| WRITTEN INSTRUCTION |
The entries need to be copied exactly.

(Data entries)
-=-=-=-=-

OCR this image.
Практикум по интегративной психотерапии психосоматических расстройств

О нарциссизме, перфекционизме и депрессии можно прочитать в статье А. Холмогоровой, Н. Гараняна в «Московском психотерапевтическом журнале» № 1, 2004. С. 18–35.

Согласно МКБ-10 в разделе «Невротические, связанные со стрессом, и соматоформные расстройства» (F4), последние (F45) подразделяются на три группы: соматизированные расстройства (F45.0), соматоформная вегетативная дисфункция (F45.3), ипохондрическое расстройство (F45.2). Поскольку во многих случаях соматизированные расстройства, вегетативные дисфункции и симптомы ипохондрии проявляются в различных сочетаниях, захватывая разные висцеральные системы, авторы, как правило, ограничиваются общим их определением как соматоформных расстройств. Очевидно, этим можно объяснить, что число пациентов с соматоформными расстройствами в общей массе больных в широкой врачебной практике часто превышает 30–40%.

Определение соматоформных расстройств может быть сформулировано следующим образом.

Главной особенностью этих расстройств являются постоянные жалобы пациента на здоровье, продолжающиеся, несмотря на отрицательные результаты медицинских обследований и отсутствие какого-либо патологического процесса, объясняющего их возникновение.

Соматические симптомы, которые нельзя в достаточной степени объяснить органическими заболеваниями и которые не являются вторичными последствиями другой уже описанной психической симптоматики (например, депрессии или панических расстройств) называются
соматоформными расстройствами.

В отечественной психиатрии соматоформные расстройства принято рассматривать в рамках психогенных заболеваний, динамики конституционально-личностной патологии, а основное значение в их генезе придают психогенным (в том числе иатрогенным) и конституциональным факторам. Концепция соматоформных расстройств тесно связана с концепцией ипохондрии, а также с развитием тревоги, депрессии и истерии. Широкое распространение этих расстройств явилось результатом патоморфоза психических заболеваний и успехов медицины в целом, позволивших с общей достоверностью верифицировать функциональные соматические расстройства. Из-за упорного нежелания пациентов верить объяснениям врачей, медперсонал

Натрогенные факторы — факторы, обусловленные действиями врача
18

-=-=-=-=-

| FULL ANSWER |
OCR this image.
Практикум по интегративной психотерапии психосоматических расстройств

О нарциссизме, перфекционизме и депрессии можно прочитать в статье А. Холмогоровой, Н. Гараняна в «Московском психотерапевтическом журнале» № 1, 2004. С. 18–35.

Согласно МКБ-10 в разделе «Невротические, связанные со стрессом, и соматоформные расстройства» (F4), последние (F45) подразделяются на три группы: соматизированные расстройства (F45.0), соматоформная вегетативная дисфункция (F45.3), ипохондрическое расстройство (F45.2). Поскольку во многих случаях соматизированные расстройства, вегетативные дисфункции и симптомы ипохондрии проявляются в различных сочетаниях, захватывая разные висцеральные системы, авторы, как правило, ограничиваются общим их определением как соматоформных расстройств. Очевидно, этим можно объяснить, что число пациентов с соматоформными расстройствами в общей массе больных в широкой врачебной практике часто превышает 30–40%.

Определение соматоформных расстройств может быть сформулировано следующим образом.

Главной особенностью этих расстройств являются постоянные жалобы пациента на здоровье, продолжающиеся, несмотря на отрицательные результаты медицинских обследований и отсутствие какого-либо патологического процесса, объясняющего их возникновение.

Соматические симптомы, которые нельзя в достаточной степени объяснить органическими заболеваниями и которые не являются вторичными последствиями другой уже описанной психической симптоматики (например, депрессии или панических расстройств) называются
соматоформными расстройствами.

В отечественной психиатрии соматоформные расстройства принято рассматривать в рамках психогенных заболеваний, динамики конституционально-личностной патологии, а основное значение в их генезе придают психогенным (в том числе иатрогенным) и конституциональным факторам. Концепция соматоформных расстройств тесно связана с концепцией ипохондрии, а также с развитием тревоги, депрессии и истерии. Широкое распространение этих расстройств явилось результатом патоморфоза психических заболеваний и успехов медицины в целом, позволивших с общей достоверностью верифицировать функциональные соматические расстройства. Из-за упорного нежелания пациентов верить объяснениям врачей, медперсонал

Натрогенные факторы — факторы, обусловленные действиями врача
18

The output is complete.